# start of Source material

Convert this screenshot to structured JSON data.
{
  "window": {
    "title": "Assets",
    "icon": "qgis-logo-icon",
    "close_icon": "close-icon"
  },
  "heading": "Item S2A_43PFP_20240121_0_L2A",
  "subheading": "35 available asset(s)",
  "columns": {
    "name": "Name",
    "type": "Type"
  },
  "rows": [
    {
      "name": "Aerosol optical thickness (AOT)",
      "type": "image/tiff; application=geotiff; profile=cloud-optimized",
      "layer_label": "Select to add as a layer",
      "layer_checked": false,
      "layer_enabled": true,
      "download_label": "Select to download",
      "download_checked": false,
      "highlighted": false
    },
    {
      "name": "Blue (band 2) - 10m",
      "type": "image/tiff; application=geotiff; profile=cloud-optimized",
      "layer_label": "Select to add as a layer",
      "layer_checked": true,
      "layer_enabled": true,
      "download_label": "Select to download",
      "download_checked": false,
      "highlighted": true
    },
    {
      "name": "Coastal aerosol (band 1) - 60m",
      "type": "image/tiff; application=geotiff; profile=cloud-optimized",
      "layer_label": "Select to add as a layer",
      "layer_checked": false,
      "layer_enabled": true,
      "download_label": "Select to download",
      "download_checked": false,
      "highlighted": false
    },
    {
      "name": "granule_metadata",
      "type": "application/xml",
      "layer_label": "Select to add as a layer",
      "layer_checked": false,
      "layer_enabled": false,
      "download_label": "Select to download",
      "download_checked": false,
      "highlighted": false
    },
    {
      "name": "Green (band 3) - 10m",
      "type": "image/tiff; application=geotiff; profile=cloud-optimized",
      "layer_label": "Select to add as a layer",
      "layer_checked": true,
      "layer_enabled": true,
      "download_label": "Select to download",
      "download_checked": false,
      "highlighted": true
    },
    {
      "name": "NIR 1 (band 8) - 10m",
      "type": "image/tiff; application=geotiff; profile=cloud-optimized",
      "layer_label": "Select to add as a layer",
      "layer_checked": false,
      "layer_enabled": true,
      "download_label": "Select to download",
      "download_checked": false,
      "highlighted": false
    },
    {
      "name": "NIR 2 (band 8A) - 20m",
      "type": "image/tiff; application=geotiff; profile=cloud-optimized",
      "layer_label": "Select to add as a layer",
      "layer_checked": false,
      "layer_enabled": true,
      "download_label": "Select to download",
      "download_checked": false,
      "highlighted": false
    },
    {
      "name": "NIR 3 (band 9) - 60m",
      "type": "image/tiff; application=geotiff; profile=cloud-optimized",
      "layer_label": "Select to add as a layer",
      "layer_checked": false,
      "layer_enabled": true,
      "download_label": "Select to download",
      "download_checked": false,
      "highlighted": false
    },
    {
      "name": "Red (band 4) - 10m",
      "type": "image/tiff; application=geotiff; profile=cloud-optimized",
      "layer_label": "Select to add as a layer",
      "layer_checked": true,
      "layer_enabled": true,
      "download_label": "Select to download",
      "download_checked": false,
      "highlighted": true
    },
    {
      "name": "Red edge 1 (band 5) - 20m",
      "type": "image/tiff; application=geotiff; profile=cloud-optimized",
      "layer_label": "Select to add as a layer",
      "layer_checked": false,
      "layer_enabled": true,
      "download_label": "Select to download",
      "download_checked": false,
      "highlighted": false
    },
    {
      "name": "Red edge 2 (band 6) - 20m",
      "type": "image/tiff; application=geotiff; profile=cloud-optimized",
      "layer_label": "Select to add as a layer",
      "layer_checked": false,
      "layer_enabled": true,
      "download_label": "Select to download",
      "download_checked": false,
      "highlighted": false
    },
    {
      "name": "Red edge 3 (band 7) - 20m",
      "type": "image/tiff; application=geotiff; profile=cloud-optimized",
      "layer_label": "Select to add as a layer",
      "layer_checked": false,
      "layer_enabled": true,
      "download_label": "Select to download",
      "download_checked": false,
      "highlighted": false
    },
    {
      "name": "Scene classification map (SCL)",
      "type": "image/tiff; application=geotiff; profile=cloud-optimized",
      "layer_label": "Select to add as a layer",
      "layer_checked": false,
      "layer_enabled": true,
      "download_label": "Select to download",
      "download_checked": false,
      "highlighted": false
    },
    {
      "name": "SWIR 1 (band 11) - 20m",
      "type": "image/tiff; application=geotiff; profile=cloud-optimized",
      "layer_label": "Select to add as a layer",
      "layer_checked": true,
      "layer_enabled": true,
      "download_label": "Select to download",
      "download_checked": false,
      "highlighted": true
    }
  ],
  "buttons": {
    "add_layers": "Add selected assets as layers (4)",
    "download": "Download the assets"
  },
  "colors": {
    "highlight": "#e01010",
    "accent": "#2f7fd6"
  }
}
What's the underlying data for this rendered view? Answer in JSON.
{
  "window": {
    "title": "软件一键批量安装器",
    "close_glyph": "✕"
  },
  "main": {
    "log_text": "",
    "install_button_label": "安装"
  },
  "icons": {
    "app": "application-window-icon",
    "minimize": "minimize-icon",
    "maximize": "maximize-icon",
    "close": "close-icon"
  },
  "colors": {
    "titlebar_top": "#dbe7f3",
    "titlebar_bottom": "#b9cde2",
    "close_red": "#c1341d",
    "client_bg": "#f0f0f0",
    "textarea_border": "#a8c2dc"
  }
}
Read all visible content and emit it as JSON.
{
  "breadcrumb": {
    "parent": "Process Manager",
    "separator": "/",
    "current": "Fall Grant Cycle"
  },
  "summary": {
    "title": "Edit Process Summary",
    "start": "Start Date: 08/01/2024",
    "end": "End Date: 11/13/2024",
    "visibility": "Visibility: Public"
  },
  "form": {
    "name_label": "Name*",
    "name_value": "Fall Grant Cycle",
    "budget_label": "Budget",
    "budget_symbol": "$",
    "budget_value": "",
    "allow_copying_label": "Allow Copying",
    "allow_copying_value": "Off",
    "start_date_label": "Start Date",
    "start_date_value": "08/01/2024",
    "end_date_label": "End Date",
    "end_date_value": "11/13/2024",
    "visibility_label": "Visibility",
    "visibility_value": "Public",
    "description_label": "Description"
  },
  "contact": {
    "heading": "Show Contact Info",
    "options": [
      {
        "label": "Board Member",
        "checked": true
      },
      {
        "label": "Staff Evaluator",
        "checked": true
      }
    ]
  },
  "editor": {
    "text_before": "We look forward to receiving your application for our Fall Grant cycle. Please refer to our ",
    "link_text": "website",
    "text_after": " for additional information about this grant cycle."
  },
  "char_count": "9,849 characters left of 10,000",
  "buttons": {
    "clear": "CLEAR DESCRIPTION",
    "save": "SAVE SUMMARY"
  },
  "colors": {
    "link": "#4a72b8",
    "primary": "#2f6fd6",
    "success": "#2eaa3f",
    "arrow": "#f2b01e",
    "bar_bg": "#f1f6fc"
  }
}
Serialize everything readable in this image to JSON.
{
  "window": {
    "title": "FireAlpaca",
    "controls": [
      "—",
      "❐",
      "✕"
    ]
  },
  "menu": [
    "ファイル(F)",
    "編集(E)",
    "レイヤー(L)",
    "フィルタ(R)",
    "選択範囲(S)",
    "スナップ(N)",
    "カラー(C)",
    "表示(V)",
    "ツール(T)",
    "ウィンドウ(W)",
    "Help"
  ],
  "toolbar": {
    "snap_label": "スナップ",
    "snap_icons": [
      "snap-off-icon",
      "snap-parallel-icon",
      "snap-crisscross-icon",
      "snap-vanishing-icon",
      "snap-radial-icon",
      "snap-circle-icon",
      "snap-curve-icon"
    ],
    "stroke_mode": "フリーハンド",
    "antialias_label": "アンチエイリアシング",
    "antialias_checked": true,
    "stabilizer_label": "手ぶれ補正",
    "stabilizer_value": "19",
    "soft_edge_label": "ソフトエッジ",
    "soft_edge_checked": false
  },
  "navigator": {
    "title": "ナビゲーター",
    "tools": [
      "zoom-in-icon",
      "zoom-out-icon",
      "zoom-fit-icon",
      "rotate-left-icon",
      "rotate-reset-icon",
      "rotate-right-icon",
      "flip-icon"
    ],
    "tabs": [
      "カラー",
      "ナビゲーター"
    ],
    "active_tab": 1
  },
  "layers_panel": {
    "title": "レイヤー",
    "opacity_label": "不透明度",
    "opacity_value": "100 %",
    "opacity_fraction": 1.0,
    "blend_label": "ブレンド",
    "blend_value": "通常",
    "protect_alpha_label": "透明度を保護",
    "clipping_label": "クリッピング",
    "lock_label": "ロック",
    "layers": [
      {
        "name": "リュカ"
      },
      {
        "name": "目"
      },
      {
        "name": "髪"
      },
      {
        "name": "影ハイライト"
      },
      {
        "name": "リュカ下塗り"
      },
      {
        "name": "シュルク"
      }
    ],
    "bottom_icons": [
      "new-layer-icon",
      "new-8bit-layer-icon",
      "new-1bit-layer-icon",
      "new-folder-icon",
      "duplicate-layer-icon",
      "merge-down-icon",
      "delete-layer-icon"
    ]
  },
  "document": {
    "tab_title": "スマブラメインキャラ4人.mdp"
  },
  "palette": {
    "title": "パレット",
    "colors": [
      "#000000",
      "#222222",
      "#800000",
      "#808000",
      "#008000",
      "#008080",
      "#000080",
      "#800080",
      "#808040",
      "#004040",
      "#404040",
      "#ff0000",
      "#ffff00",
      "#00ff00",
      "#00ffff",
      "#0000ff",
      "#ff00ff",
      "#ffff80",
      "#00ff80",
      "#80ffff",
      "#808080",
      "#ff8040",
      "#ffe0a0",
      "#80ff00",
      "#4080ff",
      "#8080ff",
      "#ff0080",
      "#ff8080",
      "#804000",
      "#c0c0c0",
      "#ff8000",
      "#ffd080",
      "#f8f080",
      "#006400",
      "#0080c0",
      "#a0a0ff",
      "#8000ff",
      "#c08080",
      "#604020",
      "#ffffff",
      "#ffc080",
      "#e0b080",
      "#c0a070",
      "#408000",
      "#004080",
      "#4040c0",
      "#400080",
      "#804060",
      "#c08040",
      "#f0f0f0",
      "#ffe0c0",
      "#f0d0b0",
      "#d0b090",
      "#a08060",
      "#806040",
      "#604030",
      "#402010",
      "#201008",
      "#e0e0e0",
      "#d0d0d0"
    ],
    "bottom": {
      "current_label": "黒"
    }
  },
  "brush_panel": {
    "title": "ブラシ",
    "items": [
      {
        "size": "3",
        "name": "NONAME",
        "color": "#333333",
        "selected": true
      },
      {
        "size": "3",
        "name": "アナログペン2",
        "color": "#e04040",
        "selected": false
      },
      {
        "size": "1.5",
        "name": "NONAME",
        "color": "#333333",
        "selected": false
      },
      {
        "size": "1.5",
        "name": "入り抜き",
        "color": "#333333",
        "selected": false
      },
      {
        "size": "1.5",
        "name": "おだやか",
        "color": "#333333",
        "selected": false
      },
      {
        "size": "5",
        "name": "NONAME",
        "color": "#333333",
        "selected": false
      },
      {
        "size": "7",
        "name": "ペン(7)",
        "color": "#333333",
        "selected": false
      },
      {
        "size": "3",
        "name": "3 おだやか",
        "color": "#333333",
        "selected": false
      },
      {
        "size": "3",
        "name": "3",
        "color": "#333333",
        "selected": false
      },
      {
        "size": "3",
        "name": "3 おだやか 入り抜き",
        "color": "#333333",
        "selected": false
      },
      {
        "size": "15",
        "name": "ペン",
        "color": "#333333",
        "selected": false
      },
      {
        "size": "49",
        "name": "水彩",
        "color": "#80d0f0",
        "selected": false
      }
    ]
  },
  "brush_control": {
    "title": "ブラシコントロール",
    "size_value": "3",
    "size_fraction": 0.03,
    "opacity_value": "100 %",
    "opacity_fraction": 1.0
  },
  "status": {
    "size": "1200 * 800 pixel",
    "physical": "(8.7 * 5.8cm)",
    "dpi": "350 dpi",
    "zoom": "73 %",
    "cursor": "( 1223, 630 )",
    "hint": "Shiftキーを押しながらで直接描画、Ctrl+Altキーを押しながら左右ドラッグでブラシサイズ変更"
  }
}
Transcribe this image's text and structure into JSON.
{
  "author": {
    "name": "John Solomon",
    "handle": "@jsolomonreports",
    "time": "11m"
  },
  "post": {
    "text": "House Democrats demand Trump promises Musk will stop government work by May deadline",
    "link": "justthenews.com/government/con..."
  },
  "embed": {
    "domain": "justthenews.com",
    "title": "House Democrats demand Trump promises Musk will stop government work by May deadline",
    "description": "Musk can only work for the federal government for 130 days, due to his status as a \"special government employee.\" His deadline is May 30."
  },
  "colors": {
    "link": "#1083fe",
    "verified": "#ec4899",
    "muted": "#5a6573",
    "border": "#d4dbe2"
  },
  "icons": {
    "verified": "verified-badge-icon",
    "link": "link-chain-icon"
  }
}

# end of Source material

Instructions to follow: Collect every line from the records above that contains the word "JSON".

Task answer:
Convert this screenshot to structured JSON data.
What's the underlying data for this rendered view? Answer in JSON.
Read all visible content and emit it as JSON.
Serialize everything readable in this image to JSON.
Transcribe this image's text and structure into JSON.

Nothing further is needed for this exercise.